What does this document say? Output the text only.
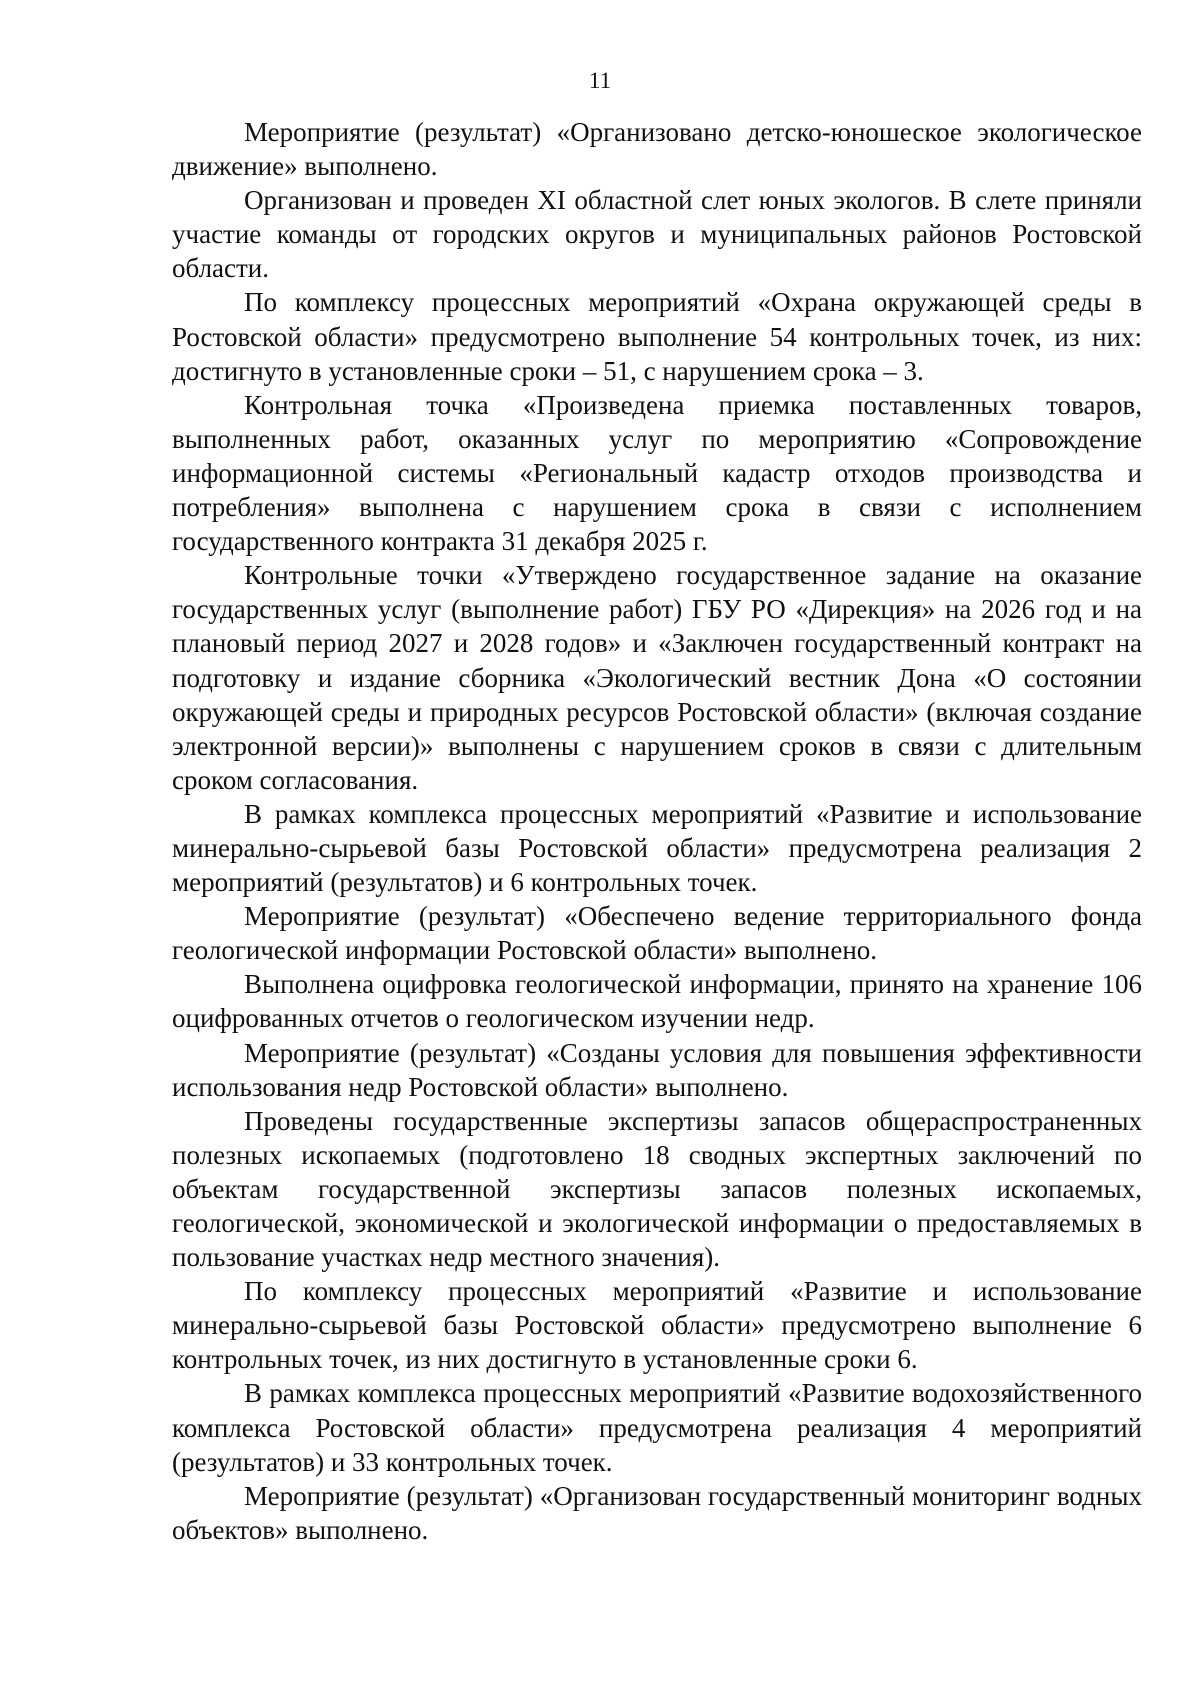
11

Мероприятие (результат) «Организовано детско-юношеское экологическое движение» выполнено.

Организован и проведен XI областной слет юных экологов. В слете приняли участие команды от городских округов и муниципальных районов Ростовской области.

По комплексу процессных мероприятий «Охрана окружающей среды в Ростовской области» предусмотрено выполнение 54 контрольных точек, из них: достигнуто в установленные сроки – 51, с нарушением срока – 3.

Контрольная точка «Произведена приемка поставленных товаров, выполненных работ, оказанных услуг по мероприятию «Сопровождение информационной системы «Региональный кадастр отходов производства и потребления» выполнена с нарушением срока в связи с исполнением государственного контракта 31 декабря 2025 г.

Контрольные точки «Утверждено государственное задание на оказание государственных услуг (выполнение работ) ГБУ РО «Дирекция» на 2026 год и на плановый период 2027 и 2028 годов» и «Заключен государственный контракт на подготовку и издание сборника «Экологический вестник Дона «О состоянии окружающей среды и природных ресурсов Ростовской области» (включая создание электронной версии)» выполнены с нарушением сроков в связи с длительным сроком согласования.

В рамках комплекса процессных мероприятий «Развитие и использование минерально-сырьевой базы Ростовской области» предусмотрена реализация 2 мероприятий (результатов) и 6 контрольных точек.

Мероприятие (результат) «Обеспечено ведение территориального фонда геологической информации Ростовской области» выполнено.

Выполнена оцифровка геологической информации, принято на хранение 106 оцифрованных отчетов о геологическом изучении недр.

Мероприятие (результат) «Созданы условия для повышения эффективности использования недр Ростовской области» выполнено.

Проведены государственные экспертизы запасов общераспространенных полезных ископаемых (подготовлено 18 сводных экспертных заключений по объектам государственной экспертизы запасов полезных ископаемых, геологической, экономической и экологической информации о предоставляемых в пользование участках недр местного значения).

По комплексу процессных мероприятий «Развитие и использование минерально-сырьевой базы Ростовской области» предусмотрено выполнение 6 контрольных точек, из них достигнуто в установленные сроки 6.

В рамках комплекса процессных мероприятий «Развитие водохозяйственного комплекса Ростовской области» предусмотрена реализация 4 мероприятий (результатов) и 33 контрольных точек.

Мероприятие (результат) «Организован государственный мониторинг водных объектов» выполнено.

* * *

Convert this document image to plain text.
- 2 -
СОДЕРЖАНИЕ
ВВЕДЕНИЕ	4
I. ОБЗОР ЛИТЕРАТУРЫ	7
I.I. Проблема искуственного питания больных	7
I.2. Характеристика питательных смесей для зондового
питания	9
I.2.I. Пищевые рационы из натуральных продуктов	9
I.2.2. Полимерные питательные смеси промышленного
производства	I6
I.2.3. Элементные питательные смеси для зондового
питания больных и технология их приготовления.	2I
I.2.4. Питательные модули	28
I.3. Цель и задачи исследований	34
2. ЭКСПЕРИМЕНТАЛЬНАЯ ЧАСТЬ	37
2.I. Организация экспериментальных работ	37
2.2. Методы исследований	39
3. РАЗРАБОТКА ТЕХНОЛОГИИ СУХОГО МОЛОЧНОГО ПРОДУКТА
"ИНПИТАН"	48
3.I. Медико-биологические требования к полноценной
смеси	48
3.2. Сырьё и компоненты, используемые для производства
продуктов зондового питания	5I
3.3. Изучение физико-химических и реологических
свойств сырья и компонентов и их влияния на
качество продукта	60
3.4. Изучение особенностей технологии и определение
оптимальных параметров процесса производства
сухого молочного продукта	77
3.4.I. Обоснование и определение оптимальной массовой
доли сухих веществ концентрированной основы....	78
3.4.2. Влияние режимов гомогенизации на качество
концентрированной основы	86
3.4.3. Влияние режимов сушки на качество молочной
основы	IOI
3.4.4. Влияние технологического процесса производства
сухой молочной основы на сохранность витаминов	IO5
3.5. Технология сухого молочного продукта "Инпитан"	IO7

Exercise objective>
Across the data, tally the lines containing "выполнение" and give back the number alone.

Solution for this problem>
3